Reproduce the data exactly and drop any pictures it holds.

**Information shown:**
────────
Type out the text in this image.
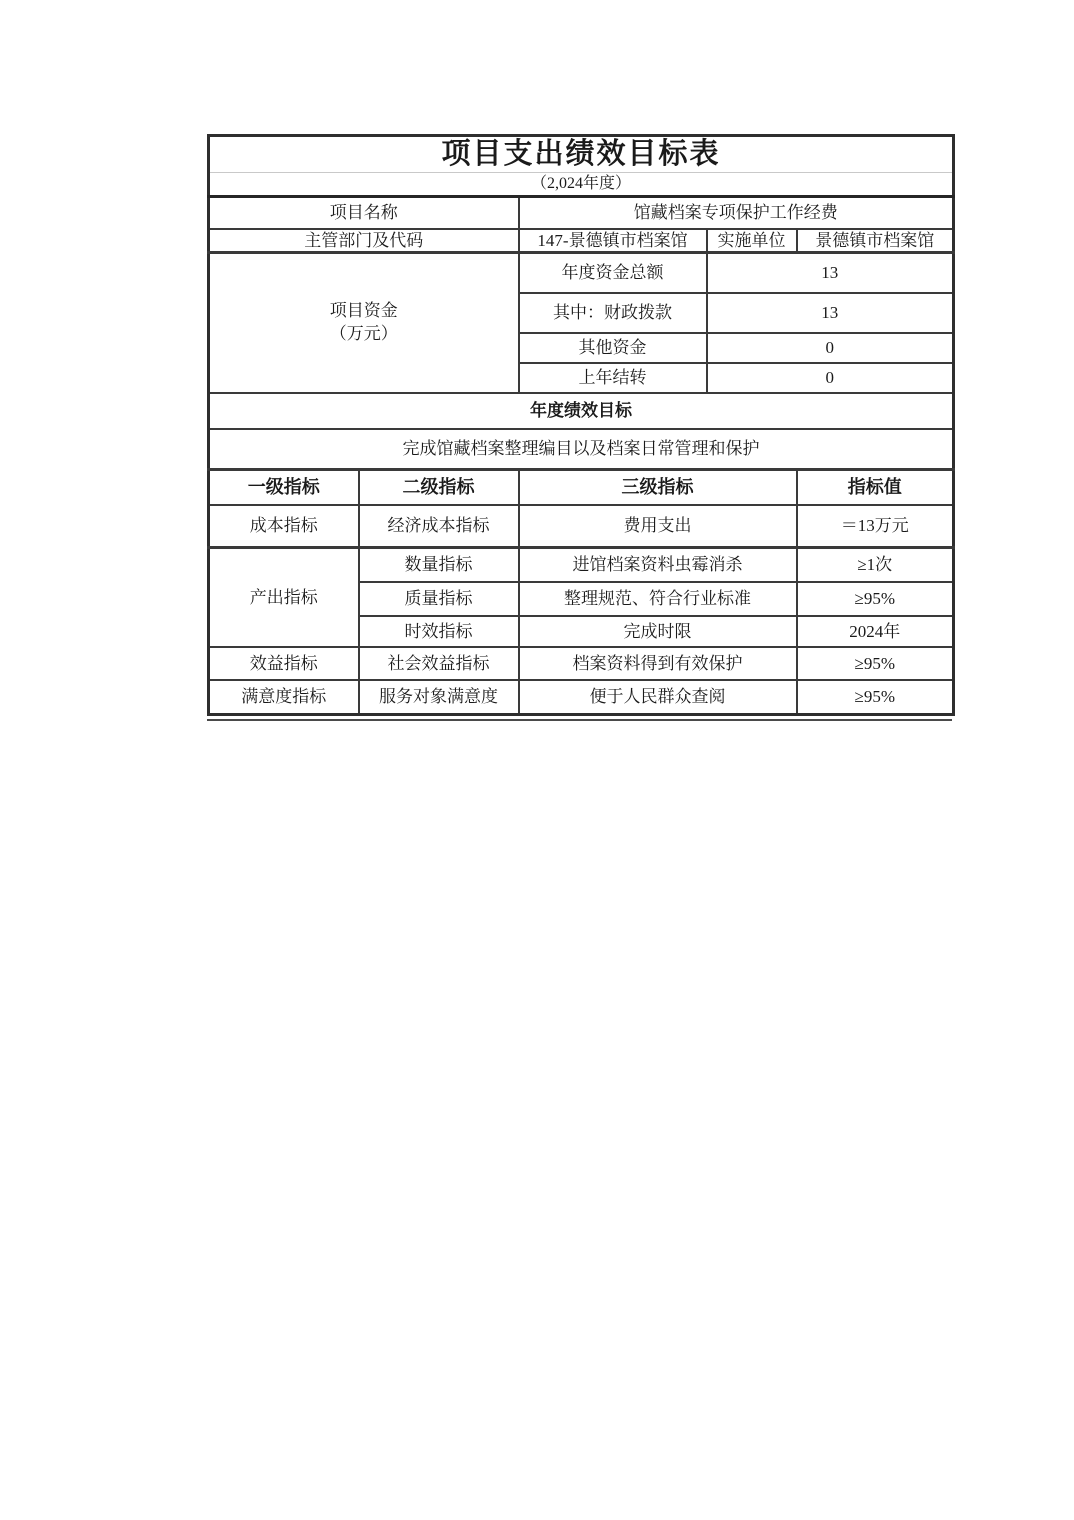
项目支出绩效目标表				
（2,024年度）				
项目名称		馆藏档案专项保护工作经费		
主管部门及代码		147-景德镇市档案馆	实施单位	景德镇市档案馆

项目资金
（万元）		年度资金总额	13	
		其中：财政拨款	13	
		其他资金	0	
		上年结转	0	
年度绩效目标				
完成馆藏档案整理编目以及档案日常管理和保护				
一级指标	二级指标	三级指标		指标值
成本指标	经济成本指标	费用支出		＝13万元
产出指标	数量指标	进馆档案资料虫霉消杀		≥1次
	质量指标	整理规范、符合行业标准		≥95%
	时效指标	完成时限		2024年
效益指标	社会效益指标	档案资料得到有效保护		≥95%
满意度指标	服务对象满意度	便于人民群众查阅		≥95%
────────
**Output below:**
Type out the text in this image.
项目支出绩效目标表				
（2,024年度）				
项目名称		馆藏档案专项保护工作经费		
主管部门及代码		147-景德镇市档案馆	实施单位	景德镇市档案馆

项目资金
（万元）		年度资金总额	13	
		其中：财政拨款	13	
		其他资金	0	
		上年结转	0	
年度绩效目标				
完成馆藏档案整理编目以及档案日常管理和保护				
一级指标	二级指标	三级指标		指标值
成本指标	经济成本指标	费用支出		＝13万元
产出指标	数量指标	进馆档案资料虫霉消杀		≥1次
	质量指标	整理规范、符合行业标准		≥95%
	时效指标	完成时限		2024年
效益指标	社会效益指标	档案资料得到有效保护		≥95%
满意度指标	服务对象满意度	便于人民群众查阅		≥95%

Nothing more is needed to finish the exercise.